### Exercise:
Copy the records below exactly, leaving out every picture.
---
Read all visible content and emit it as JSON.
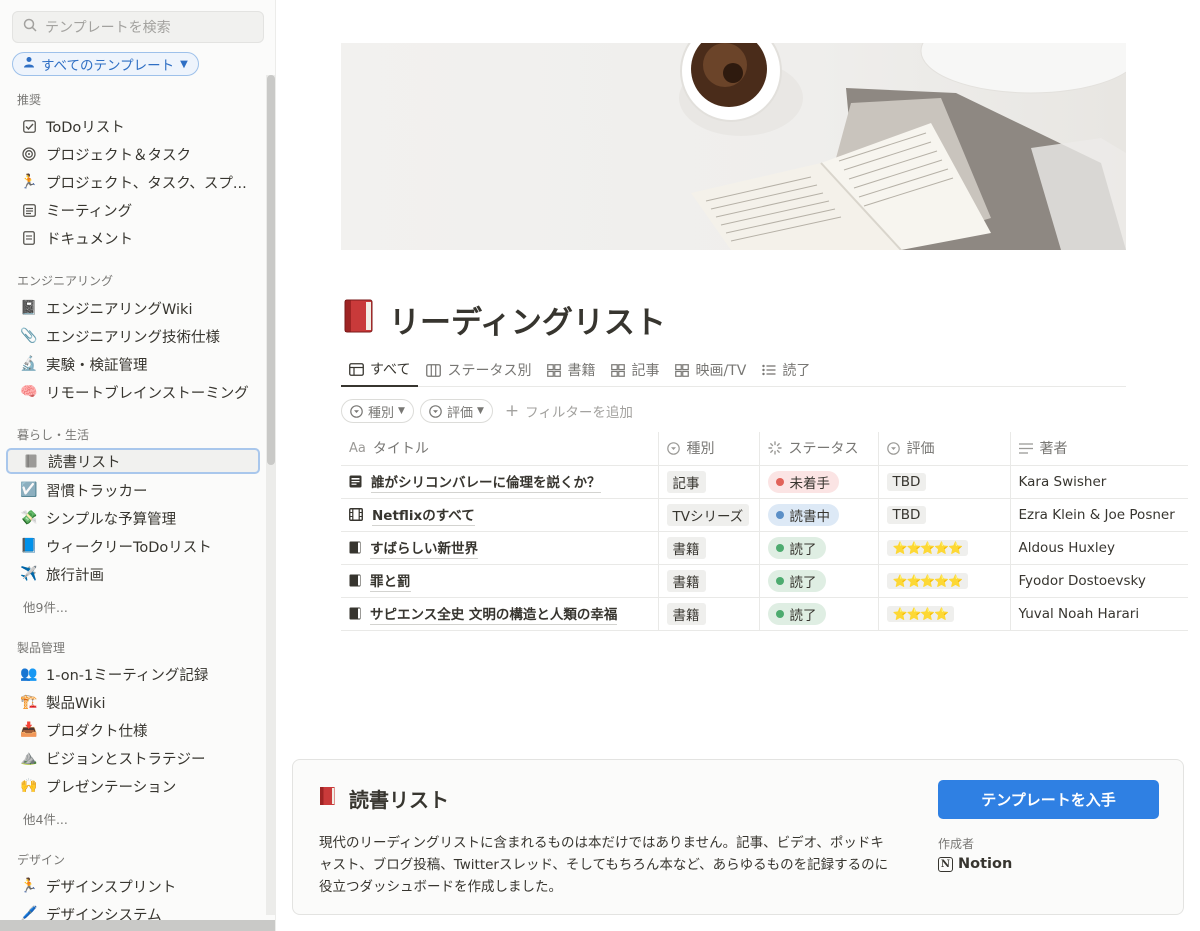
{
  "sidebar": {
    "search_placeholder": "テンプレートを検索",
    "filter_pill": "すべてのテンプレート",
    "sections": [
      {
        "title": "推奨",
        "items": [
          "ToDoリスト",
          "プロジェクト＆タスク",
          "プロジェクト、タスク、スプ...",
          "ミーティング",
          "ドキュメント"
        ]
      },
      {
        "title": "エンジニアリング",
        "items": [
          "エンジニアリングWiki",
          "エンジニアリング技術仕様",
          "実験・検証管理",
          "リモートブレインストーミング"
        ]
      },
      {
        "title": "暮らし・生活",
        "items": [
          "読書リスト",
          "習慣トラッカー",
          "シンプルな予算管理",
          "ウィークリーToDoリスト",
          "旅行計画"
        ],
        "more": "他9件..."
      },
      {
        "title": "製品管理",
        "items": [
          "1-on-1ミーティング記録",
          "製品Wiki",
          "プロダクト仕様",
          "ビジョンとストラテジー",
          "プレゼンテーション"
        ],
        "more": "他4件..."
      },
      {
        "title": "デザイン",
        "items": [
          "デザインスプリント",
          "デザインシステム"
        ]
      }
    ],
    "active_item": "読書リスト"
  },
  "page": {
    "title": "リーディングリスト",
    "title_icon": "book-red-icon",
    "tabs": [
      "すべて",
      "ステータス別",
      "書籍",
      "記事",
      "映画/TV",
      "読了"
    ],
    "active_tab": "すべて",
    "filters": [
      "種別",
      "評価"
    ],
    "add_filter": "フィルターを追加"
  },
  "table": {
    "columns": [
      "タイトル",
      "種別",
      "ステータス",
      "評価",
      "著者"
    ],
    "rows": [
      {
        "title": "誰がシリコンバレーに倫理を説くか？",
        "icon": "article-icon",
        "type": "記事",
        "status": "未着手",
        "status_color": "#e16259",
        "status_bg": "#fbe4e4",
        "rating": "TBD",
        "author": "Kara Swisher"
      },
      {
        "title": "Netflixのすべて",
        "icon": "film-icon",
        "type": "TVシリーズ",
        "status": "読書中",
        "status_color": "#5b8fc7",
        "status_bg": "#dde9f6",
        "rating": "TBD",
        "author": "Ezra Klein & Joe Posner"
      },
      {
        "title": "すばらしい新世界",
        "icon": "book-icon",
        "type": "書籍",
        "status": "読了",
        "status_color": "#4dab6f",
        "status_bg": "#dfeee3",
        "rating": "⭐⭐⭐⭐⭐",
        "author": "Aldous Huxley"
      },
      {
        "title": "罪と罰",
        "icon": "book-icon",
        "type": "書籍",
        "status": "読了",
        "status_color": "#4dab6f",
        "status_bg": "#dfeee3",
        "rating": "⭐⭐⭐⭐⭐",
        "author": "Fyodor Dostoevsky"
      },
      {
        "title": "サピエンス全史 文明の構造と人類の幸福",
        "icon": "book-icon",
        "type": "書籍",
        "status": "読了",
        "status_color": "#4dab6f",
        "status_bg": "#dfeee3",
        "rating": "⭐⭐⭐⭐",
        "author": "Yuval Noah Harari"
      }
    ]
  },
  "card": {
    "title": "読書リスト",
    "description": "現代のリーディングリストに含まれるものは本だけではありません。記事、ビデオ、ポッドキャスト、ブログ投稿、Twitterスレッド、そしてもちろん本など、あらゆるものを記録するのに役立つダッシュボードを作成しました。",
    "button": "テンプレートを入手",
    "author_label": "作成者",
    "author": "Notion",
    "author_logo": "N"
  },
  "colors": {
    "accent": "#2f80e3",
    "pill_border": "#9ec1ea"
  }
}
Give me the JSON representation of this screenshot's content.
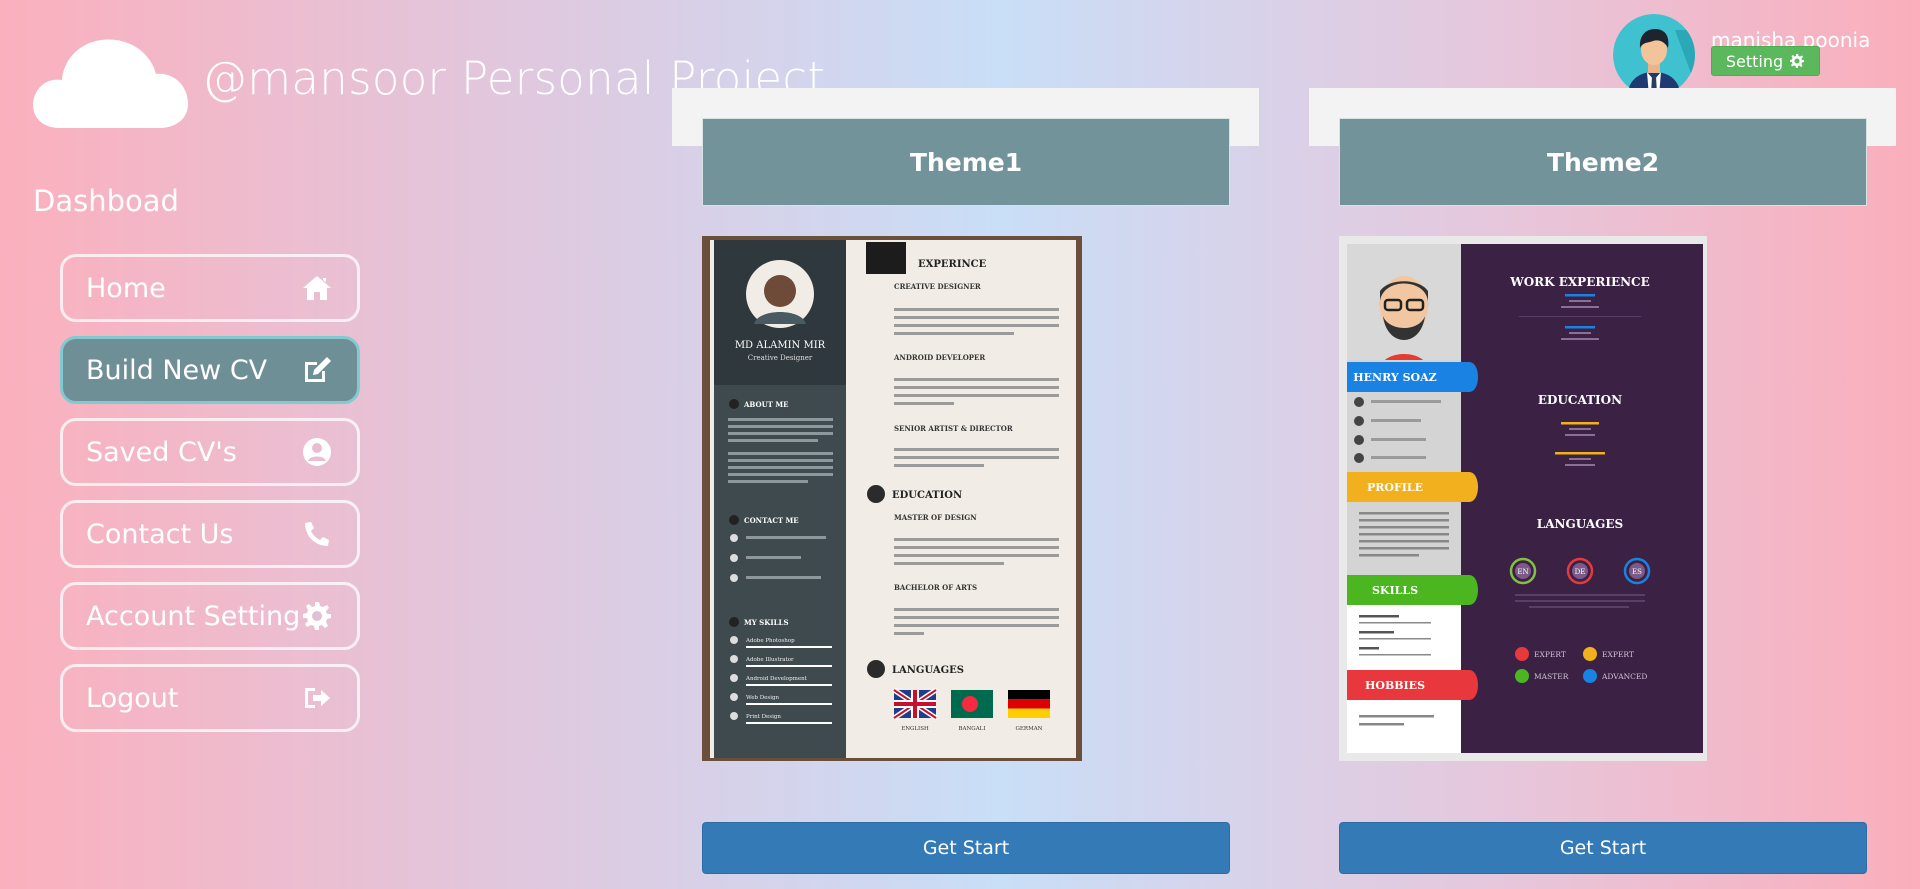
{
  "brand": {
    "title": "@mansoor Personal Project"
  },
  "sidebar": {
    "title": "Dashboad",
    "items": [
      {
        "label": "Home",
        "icon": "home-icon"
      },
      {
        "label": "Build New CV",
        "icon": "edit-icon",
        "active": true
      },
      {
        "label": "Saved CV's",
        "icon": "user-circle-icon"
      },
      {
        "label": "Contact Us",
        "icon": "phone-icon"
      },
      {
        "label": "Account Setting",
        "icon": "gear-icon"
      },
      {
        "label": "Logout",
        "icon": "sign-out-icon"
      }
    ]
  },
  "user": {
    "name": "manisha poonia",
    "setting_label": "Setting"
  },
  "themes": [
    {
      "title": "Theme1",
      "button": "Get Start",
      "resume": {
        "name": "MD ALAMIN MIR",
        "role": "Creative Designer",
        "about": "ABOUT ME",
        "contact": "CONTACT ME",
        "skills": "MY SKILLS",
        "skill_items": [
          "Adobe Photoshop",
          "Adobe Illustrator",
          "Android Development",
          "Web Design",
          "Print Design"
        ],
        "experience": "EXPERINCE",
        "jobs": [
          "CREATIVE DESIGNER",
          "ANDROID DEVELOPER",
          "SENIOR ARTIST & DIRECTOR"
        ],
        "education": "EDUCATION",
        "degrees": [
          "MASTER OF DESIGN",
          "BACHELOR OF ARTS"
        ],
        "languages": "LANGUAGES",
        "lang_items": [
          "ENGLISH",
          "BANGALI",
          "GERMAN"
        ]
      }
    },
    {
      "title": "Theme2",
      "button": "Get Start",
      "resume": {
        "name": "HENRY SOAZ",
        "work": "WORK EXPERIENCE",
        "education": "EDUCATION",
        "languages": "LANGUAGES",
        "profile": "PROFILE",
        "skills": "SKILLS",
        "hobbies": "HOBBIES",
        "level_tags": [
          "EN",
          "DE",
          "ES"
        ],
        "expertise": [
          "EXPERT",
          "EXPERT",
          "MASTER",
          "ADVANCED"
        ]
      }
    }
  ],
  "colors": {
    "accent": "#337ab7",
    "setting": "#5cb85c",
    "header": "#73939a"
  }
}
---
### Exercise solution:
Read all visible content and emit it as JSON.
{
  "sidebar": {
    "search_placeholder": "テンプレートを検索",
    "filter_pill": "すべてのテンプレート",
    "sections": [
      {
        "title": "推奨",
        "items": [
          "ToDoリスト",
          "プロジェクト＆タスク",
          "プロジェクト、タスク、スプ...",
          "ミーティング",
          "ドキュメント"
        ]
      },
      {
        "title": "エンジニアリング",
        "items": [
          "エンジニアリングWiki",
          "エンジニアリング技術仕様",
          "実験・検証管理",
          "リモートブレインストーミング"
        ]
      },
      {
        "title": "暮らし・生活",
        "items": [
          "読書リスト",
          "習慣トラッカー",
          "シンプルな予算管理",
          "ウィークリーToDoリスト",
          "旅行計画"
        ],
        "more": "他9件..."
      },
      {
        "title": "製品管理",
        "items": [
          "1-on-1ミーティング記録",
          "製品Wiki",
          "プロダクト仕様",
          "ビジョンとストラテジー",
          "プレゼンテーション"
        ],
        "more": "他4件..."
      },
      {
        "title": "デザイン",
        "items": [
          "デザインスプリント",
          "デザインシステム"
        ]
      }
    ],
    "active_item": "読書リスト"
  },
  "page": {
    "title": "リーディングリスト",
    "title_icon": "book-red-icon",
    "tabs": [
      "すべて",
      "ステータス別",
      "書籍",
      "記事",
      "映画/TV",
      "読了"
    ],
    "active_tab": "すべて",
    "filters": [
      "種別",
      "評価"
    ],
    "add_filter": "フィルターを追加"
  },
  "table": {
    "columns": [
      "タイトル",
      "種別",
      "ステータス",
      "評価",
      "著者"
    ],
    "rows": [
      {
        "title": "誰がシリコンバレーに倫理を説くか？",
        "icon": "article-icon",
        "type": "記事",
        "status": "未着手",
        "status_color": "#e16259",
        "status_bg": "#fbe4e4",
        "rating": "TBD",
        "author": "Kara Swisher"
      },
      {
        "title": "Netflixのすべて",
        "icon": "film-icon",
        "type": "TVシリーズ",
        "status": "読書中",
        "status_color": "#5b8fc7",
        "status_bg": "#dde9f6",
        "rating": "TBD",
        "author": "Ezra Klein & Joe Posner"
      },
      {
        "title": "すばらしい新世界",
        "icon": "book-icon",
        "type": "書籍",
        "status": "読了",
        "status_color": "#4dab6f",
        "status_bg": "#dfeee3",
        "rating": "⭐⭐⭐⭐⭐",
        "author": "Aldous Huxley"
      },
      {
        "title": "罪と罰",
        "icon": "book-icon",
        "type": "書籍",
        "status": "読了",
        "status_color": "#4dab6f",
        "status_bg": "#dfeee3",
        "rating": "⭐⭐⭐⭐⭐",
        "author": "Fyodor Dostoevsky"
      },
      {
        "title": "サピエンス全史 文明の構造と人類の幸福",
        "icon": "book-icon",
        "type": "書籍",
        "status": "読了",
        "status_color": "#4dab6f",
        "status_bg": "#dfeee3",
        "rating": "⭐⭐⭐⭐",
        "author": "Yuval Noah Harari"
      }
    ]
  },
  "card": {
    "title": "読書リスト",
    "description": "現代のリーディングリストに含まれるものは本だけではありません。記事、ビデオ、ポッドキャスト、ブログ投稿、Twitterスレッド、そしてもちろん本など、あらゆるものを記録するのに役立つダッシュボードを作成しました。",
    "button": "テンプレートを入手",
    "author_label": "作成者",
    "author": "Notion",
    "author_logo": "N"
  },
  "colors": {
    "accent": "#2f80e3",
    "pill_border": "#9ec1ea"
  }
}
Give me the JSON representation of this screenshot's content.
{
  "brand": {
    "title": "@mansoor Personal Project"
  },
  "sidebar": {
    "title": "Dashboad",
    "items": [
      {
        "label": "Home",
        "icon": "home-icon"
      },
      {
        "label": "Build New CV",
        "icon": "edit-icon",
        "active": true
      },
      {
        "label": "Saved CV's",
        "icon": "user-circle-icon"
      },
      {
        "label": "Contact Us",
        "icon": "phone-icon"
      },
      {
        "label": "Account Setting",
        "icon": "gear-icon"
      },
      {
        "label": "Logout",
        "icon": "sign-out-icon"
      }
    ]
  },
  "user": {
    "name": "manisha poonia",
    "setting_label": "Setting"
  },
  "themes": [
    {
      "title": "Theme1",
      "button": "Get Start",
      "resume": {
        "name": "MD ALAMIN MIR",
        "role": "Creative Designer",
        "about": "ABOUT ME",
        "contact": "CONTACT ME",
        "skills": "MY SKILLS",
        "skill_items": [
          "Adobe Photoshop",
          "Adobe Illustrator",
          "Android Development",
          "Web Design",
          "Print Design"
        ],
        "experience": "EXPERINCE",
        "jobs": [
          "CREATIVE DESIGNER",
          "ANDROID DEVELOPER",
          "SENIOR ARTIST & DIRECTOR"
        ],
        "education": "EDUCATION",
        "degrees": [
          "MASTER OF DESIGN",
          "BACHELOR OF ARTS"
        ],
        "languages": "LANGUAGES",
        "lang_items": [
          "ENGLISH",
          "BANGALI",
          "GERMAN"
        ]
      }
    },
    {
      "title": "Theme2",
      "button": "Get Start",
      "resume": {
        "name": "HENRY SOAZ",
        "work": "WORK EXPERIENCE",
        "education": "EDUCATION",
        "languages": "LANGUAGES",
        "profile": "PROFILE",
        "skills": "SKILLS",
        "hobbies": "HOBBIES",
        "level_tags": [
          "EN",
          "DE",
          "ES"
        ],
        "expertise": [
          "EXPERT",
          "EXPERT",
          "MASTER",
          "ADVANCED"
        ]
      }
    }
  ],
  "colors": {
    "accent": "#337ab7",
    "setting": "#5cb85c",
    "header": "#73939a"
  }
}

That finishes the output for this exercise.